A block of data
--- begin ---
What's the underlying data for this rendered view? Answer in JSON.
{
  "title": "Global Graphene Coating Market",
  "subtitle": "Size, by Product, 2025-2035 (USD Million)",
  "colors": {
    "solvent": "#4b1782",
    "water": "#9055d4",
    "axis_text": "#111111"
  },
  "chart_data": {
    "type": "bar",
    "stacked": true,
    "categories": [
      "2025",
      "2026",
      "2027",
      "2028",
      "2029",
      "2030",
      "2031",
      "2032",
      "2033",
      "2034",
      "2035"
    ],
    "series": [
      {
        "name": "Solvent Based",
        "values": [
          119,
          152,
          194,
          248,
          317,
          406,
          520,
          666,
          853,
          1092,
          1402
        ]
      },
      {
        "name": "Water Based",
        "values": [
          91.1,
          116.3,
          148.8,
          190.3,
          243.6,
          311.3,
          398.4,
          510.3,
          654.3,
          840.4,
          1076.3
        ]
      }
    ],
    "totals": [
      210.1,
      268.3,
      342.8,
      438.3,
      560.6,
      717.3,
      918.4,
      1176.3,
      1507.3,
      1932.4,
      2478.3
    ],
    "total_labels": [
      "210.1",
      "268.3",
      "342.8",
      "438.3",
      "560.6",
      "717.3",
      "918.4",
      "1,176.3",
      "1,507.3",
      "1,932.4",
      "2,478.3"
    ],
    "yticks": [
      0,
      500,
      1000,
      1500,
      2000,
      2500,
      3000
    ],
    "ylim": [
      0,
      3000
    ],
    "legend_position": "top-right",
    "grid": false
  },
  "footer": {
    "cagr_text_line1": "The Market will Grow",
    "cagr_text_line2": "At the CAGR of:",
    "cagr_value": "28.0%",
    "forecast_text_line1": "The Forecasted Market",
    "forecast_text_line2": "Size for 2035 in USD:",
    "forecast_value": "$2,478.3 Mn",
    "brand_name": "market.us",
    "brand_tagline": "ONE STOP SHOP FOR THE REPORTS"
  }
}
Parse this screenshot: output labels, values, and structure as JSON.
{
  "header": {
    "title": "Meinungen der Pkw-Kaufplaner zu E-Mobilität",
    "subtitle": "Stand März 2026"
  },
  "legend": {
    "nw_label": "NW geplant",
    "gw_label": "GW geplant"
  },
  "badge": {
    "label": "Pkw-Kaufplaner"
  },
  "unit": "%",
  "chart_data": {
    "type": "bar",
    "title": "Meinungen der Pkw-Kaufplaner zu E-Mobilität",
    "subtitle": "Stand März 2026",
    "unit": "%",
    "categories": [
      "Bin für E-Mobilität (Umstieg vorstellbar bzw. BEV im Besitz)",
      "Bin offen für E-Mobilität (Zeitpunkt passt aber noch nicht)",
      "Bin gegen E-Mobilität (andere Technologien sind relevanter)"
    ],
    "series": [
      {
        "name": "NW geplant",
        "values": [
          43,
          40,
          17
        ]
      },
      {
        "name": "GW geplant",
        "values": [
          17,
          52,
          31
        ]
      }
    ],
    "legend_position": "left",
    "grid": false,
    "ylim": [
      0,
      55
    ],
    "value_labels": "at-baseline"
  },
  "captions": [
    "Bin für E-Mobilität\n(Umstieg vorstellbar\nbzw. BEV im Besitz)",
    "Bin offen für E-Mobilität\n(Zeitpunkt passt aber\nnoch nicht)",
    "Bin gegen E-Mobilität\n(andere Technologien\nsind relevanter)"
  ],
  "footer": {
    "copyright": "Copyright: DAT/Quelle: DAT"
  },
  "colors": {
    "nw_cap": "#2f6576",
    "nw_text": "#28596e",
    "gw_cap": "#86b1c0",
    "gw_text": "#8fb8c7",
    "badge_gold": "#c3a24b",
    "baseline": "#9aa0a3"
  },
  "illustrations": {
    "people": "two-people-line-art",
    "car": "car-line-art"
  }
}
--- end ---
--- begin ---
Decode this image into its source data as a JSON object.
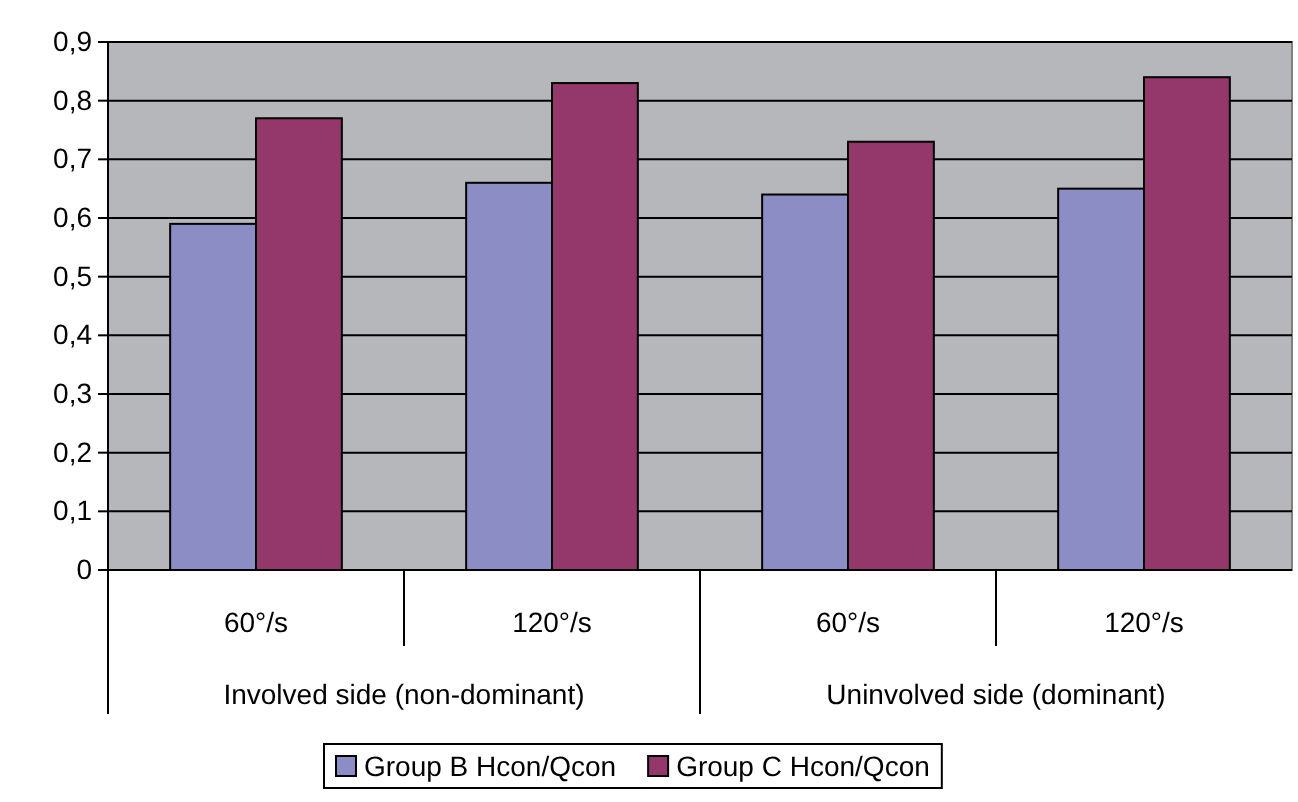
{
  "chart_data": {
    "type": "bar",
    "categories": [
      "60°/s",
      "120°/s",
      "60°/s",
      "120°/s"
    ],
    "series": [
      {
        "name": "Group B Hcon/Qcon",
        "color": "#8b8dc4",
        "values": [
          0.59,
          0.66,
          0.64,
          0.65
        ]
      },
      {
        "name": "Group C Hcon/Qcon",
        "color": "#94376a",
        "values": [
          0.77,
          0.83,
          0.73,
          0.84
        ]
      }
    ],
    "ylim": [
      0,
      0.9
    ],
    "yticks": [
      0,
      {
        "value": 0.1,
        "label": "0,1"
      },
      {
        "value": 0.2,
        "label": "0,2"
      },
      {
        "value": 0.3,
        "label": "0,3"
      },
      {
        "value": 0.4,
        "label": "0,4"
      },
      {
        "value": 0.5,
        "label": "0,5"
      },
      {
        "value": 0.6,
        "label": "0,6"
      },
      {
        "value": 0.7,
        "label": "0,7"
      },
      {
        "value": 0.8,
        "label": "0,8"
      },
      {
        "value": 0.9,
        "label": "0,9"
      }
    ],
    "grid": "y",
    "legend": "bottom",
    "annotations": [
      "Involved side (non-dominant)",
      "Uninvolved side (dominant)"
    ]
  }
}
--- end ---
• THE REQUEST:
Of the lines in the records, how many contain the word "passt"? Answer with the number and nothing else.

• THE RESPONSE:
2